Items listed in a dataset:

- - -

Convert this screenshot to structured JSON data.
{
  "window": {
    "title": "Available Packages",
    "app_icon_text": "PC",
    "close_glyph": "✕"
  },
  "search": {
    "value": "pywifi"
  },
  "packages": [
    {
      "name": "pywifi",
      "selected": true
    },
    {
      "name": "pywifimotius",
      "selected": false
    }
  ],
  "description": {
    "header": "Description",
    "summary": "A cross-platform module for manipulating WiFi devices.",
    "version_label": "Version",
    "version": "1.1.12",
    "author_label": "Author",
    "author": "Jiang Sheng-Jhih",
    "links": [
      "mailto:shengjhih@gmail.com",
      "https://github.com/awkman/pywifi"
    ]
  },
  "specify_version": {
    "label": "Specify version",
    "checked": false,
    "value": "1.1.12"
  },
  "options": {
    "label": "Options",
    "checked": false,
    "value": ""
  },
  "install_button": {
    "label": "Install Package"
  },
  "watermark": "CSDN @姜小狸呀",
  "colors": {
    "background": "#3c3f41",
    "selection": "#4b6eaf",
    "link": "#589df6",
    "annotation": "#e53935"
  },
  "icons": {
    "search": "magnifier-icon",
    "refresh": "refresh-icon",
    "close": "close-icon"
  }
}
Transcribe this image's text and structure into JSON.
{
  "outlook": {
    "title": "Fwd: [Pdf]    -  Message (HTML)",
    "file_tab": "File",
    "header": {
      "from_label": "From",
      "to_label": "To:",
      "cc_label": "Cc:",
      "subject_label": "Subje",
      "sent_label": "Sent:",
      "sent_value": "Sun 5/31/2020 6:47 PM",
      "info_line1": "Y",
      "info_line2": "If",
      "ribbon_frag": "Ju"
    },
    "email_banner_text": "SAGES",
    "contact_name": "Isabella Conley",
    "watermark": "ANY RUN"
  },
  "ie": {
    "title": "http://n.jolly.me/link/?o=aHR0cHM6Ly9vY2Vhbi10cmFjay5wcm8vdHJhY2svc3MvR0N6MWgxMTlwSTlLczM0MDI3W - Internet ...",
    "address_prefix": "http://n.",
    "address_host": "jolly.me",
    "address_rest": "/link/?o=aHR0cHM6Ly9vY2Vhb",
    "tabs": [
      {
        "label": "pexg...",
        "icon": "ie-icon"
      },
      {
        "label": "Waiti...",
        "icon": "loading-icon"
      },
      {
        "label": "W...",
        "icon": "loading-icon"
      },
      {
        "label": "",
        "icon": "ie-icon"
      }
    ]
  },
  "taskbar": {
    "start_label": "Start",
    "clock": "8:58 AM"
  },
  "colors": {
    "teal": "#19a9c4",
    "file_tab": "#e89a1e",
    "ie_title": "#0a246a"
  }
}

- - -

▶ Exercise goal
Reproduce every line of the data verbatim.

▶ The answer
Convert this screenshot to structured JSON data.
{
  "window": {
    "title": "Available Packages",
    "app_icon_text": "PC",
    "close_glyph": "✕"
  },
  "search": {
    "value": "pywifi"
  },
  "packages": [
    {
      "name": "pywifi",
      "selected": true
    },
    {
      "name": "pywifimotius",
      "selected": false
    }
  ],
  "description": {
    "header": "Description",
    "summary": "A cross-platform module for manipulating WiFi devices.",
    "version_label": "Version",
    "version": "1.1.12",
    "author_label": "Author",
    "author": "Jiang Sheng-Jhih",
    "links": [
      "mailto:shengjhih@gmail.com",
      "https://github.com/awkman/pywifi"
    ]
  },
  "specify_version": {
    "label": "Specify version",
    "checked": false,
    "value": "1.1.12"
  },
  "options": {
    "label": "Options",
    "checked": false,
    "value": ""
  },
  "install_button": {
    "label": "Install Package"
  },
  "watermark": "CSDN @姜小狸呀",
  "colors": {
    "background": "#3c3f41",
    "selection": "#4b6eaf",
    "link": "#589df6",
    "annotation": "#e53935"
  },
  "icons": {
    "search": "magnifier-icon",
    "refresh": "refresh-icon",
    "close": "close-icon"
  }
}
Transcribe this image's text and structure into JSON.
{
  "outlook": {
    "title": "Fwd: [Pdf]    -  Message (HTML)",
    "file_tab": "File",
    "header": {
      "from_label": "From",
      "to_label": "To:",
      "cc_label": "Cc:",
      "subject_label": "Subje",
      "sent_label": "Sent:",
      "sent_value": "Sun 5/31/2020 6:47 PM",
      "info_line1": "Y",
      "info_line2": "If",
      "ribbon_frag": "Ju"
    },
    "email_banner_text": "SAGES",
    "contact_name": "Isabella Conley",
    "watermark": "ANY RUN"
  },
  "ie": {
    "title": "http://n.jolly.me/link/?o=aHR0cHM6Ly9vY2Vhbi10cmFjay5wcm8vdHJhY2svc3MvR0N6MWgxMTlwSTlLczM0MDI3W - Internet ...",
    "address_prefix": "http://n.",
    "address_host": "jolly.me",
    "address_rest": "/link/?o=aHR0cHM6Ly9vY2Vhb",
    "tabs": [
      {
        "label": "pexg...",
        "icon": "ie-icon"
      },
      {
        "label": "Waiti...",
        "icon": "loading-icon"
      },
      {
        "label": "W...",
        "icon": "loading-icon"
      },
      {
        "label": "",
        "icon": "ie-icon"
      }
    ]
  },
  "taskbar": {
    "start_label": "Start",
    "clock": "8:58 AM"
  },
  "colors": {
    "teal": "#19a9c4",
    "file_tab": "#e89a1e",
    "ie_title": "#0a246a"
  }
}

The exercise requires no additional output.